WHAT TO WORK ON: Images are to be excluded, and the rest of the data repeated exactly.

Data records:
"""

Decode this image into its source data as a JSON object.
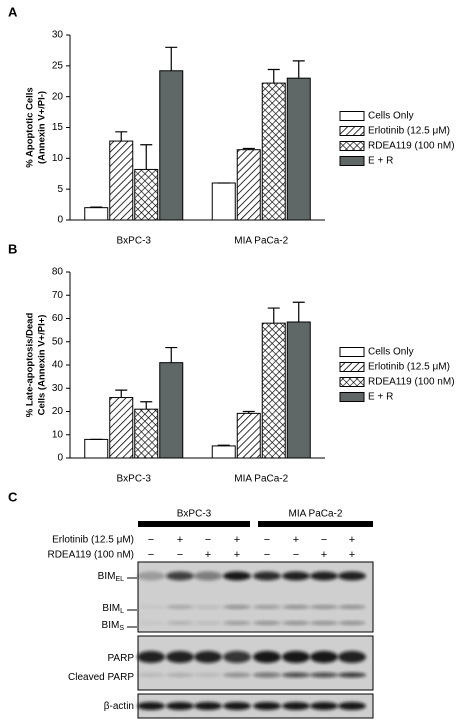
{
  "chart_data": [
    {
      "type": "bar",
      "title": "A",
      "ylabel": [
        "% Apoptotic Cells",
        "(Annexin V+/PI-)"
      ],
      "categories": [
        "BxPC-3",
        "MIA PaCa-2"
      ],
      "ylim": [
        0,
        30
      ],
      "yticks": [
        0,
        5,
        10,
        15,
        20,
        25,
        30
      ],
      "series": [
        {
          "name": "Cells Only",
          "color": "#ffffff",
          "values": [
            2.0,
            6.0
          ],
          "errors": [
            0.1,
            0
          ]
        },
        {
          "name": "Erlotinib (12.5 μM)",
          "color": "#ffffff",
          "pattern": "diagonal",
          "values": [
            12.8,
            11.4
          ],
          "errors": [
            1.5,
            0.2
          ]
        },
        {
          "name": "RDEA119 (100 nM)",
          "color": "#ffffff",
          "pattern": "crosshatch",
          "values": [
            8.2,
            22.2
          ],
          "errors": [
            4.0,
            2.2
          ]
        },
        {
          "name": "E + R",
          "color": "#5f6866",
          "values": [
            24.2,
            23.0
          ],
          "errors": [
            3.8,
            2.8
          ]
        }
      ]
    },
    {
      "type": "bar",
      "title": "B",
      "ylabel": [
        "% Late-apoptosis/Dead",
        "Cells (Annexin V+/PI+)"
      ],
      "categories": [
        "BxPC-3",
        "MIA PaCa-2"
      ],
      "ylim": [
        0,
        80
      ],
      "yticks": [
        0,
        10,
        20,
        30,
        40,
        50,
        60,
        70,
        80
      ],
      "series": [
        {
          "name": "Cells Only",
          "color": "#ffffff",
          "values": [
            8.0,
            5.2
          ],
          "errors": [
            0,
            0.3
          ]
        },
        {
          "name": "Erlotinib (12.5 μM)",
          "color": "#ffffff",
          "pattern": "diagonal",
          "values": [
            26.0,
            19.2
          ],
          "errors": [
            3.2,
            0.8
          ]
        },
        {
          "name": "RDEA119 (100 nM)",
          "color": "#ffffff",
          "pattern": "crosshatch",
          "values": [
            21.0,
            58.0
          ],
          "errors": [
            3.2,
            6.5
          ]
        },
        {
          "name": "E + R",
          "color": "#5f6866",
          "values": [
            41.0,
            58.5
          ],
          "errors": [
            6.5,
            8.5
          ]
        }
      ]
    }
  ],
  "blot": {
    "title": "C",
    "cell_lines": [
      "BxPC-3",
      "MIA PaCa-2"
    ],
    "treatments": [
      {
        "name": "Erlotinib (12.5 μM)",
        "signs": [
          "−",
          "+",
          "−",
          "+",
          "−",
          "+",
          "−",
          "+"
        ]
      },
      {
        "name": "RDEA119 (100 nM)",
        "signs": [
          "−",
          "−",
          "+",
          "+",
          "−",
          "−",
          "+",
          "+"
        ]
      }
    ],
    "bands": [
      {
        "label": "BIM",
        "sub": "EL"
      },
      {
        "label": "BIM",
        "sub": "L"
      },
      {
        "label": "BIM",
        "sub": "S"
      },
      {
        "label": "PARP"
      },
      {
        "label": "Cleaved PARP"
      },
      {
        "label": "β-actin"
      }
    ]
  }
}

"""

RESULT:
Decode this image into its source data as a JSON object.
{
  "chart_data": [
    {
      "type": "bar",
      "title": "A",
      "ylabel": [
        "% Apoptotic Cells",
        "(Annexin V+/PI-)"
      ],
      "categories": [
        "BxPC-3",
        "MIA PaCa-2"
      ],
      "ylim": [
        0,
        30
      ],
      "yticks": [
        0,
        5,
        10,
        15,
        20,
        25,
        30
      ],
      "series": [
        {
          "name": "Cells Only",
          "color": "#ffffff",
          "values": [
            2.0,
            6.0
          ],
          "errors": [
            0.1,
            0
          ]
        },
        {
          "name": "Erlotinib (12.5 μM)",
          "color": "#ffffff",
          "pattern": "diagonal",
          "values": [
            12.8,
            11.4
          ],
          "errors": [
            1.5,
            0.2
          ]
        },
        {
          "name": "RDEA119 (100 nM)",
          "color": "#ffffff",
          "pattern": "crosshatch",
          "values": [
            8.2,
            22.2
          ],
          "errors": [
            4.0,
            2.2
          ]
        },
        {
          "name": "E + R",
          "color": "#5f6866",
          "values": [
            24.2,
            23.0
          ],
          "errors": [
            3.8,
            2.8
          ]
        }
      ]
    },
    {
      "type": "bar",
      "title": "B",
      "ylabel": [
        "% Late-apoptosis/Dead",
        "Cells (Annexin V+/PI+)"
      ],
      "categories": [
        "BxPC-3",
        "MIA PaCa-2"
      ],
      "ylim": [
        0,
        80
      ],
      "yticks": [
        0,
        10,
        20,
        30,
        40,
        50,
        60,
        70,
        80
      ],
      "series": [
        {
          "name": "Cells Only",
          "color": "#ffffff",
          "values": [
            8.0,
            5.2
          ],
          "errors": [
            0,
            0.3
          ]
        },
        {
          "name": "Erlotinib (12.5 μM)",
          "color": "#ffffff",
          "pattern": "diagonal",
          "values": [
            26.0,
            19.2
          ],
          "errors": [
            3.2,
            0.8
          ]
        },
        {
          "name": "RDEA119 (100 nM)",
          "color": "#ffffff",
          "pattern": "crosshatch",
          "values": [
            21.0,
            58.0
          ],
          "errors": [
            3.2,
            6.5
          ]
        },
        {
          "name": "E + R",
          "color": "#5f6866",
          "values": [
            41.0,
            58.5
          ],
          "errors": [
            6.5,
            8.5
          ]
        }
      ]
    }
  ],
  "blot": {
    "title": "C",
    "cell_lines": [
      "BxPC-3",
      "MIA PaCa-2"
    ],
    "treatments": [
      {
        "name": "Erlotinib (12.5 μM)",
        "signs": [
          "−",
          "+",
          "−",
          "+",
          "−",
          "+",
          "−",
          "+"
        ]
      },
      {
        "name": "RDEA119 (100 nM)",
        "signs": [
          "−",
          "−",
          "+",
          "+",
          "−",
          "−",
          "+",
          "+"
        ]
      }
    ],
    "bands": [
      {
        "label": "BIM",
        "sub": "EL"
      },
      {
        "label": "BIM",
        "sub": "L"
      },
      {
        "label": "BIM",
        "sub": "S"
      },
      {
        "label": "PARP"
      },
      {
        "label": "Cleaved PARP"
      },
      {
        "label": "β-actin"
      }
    ]
  }
}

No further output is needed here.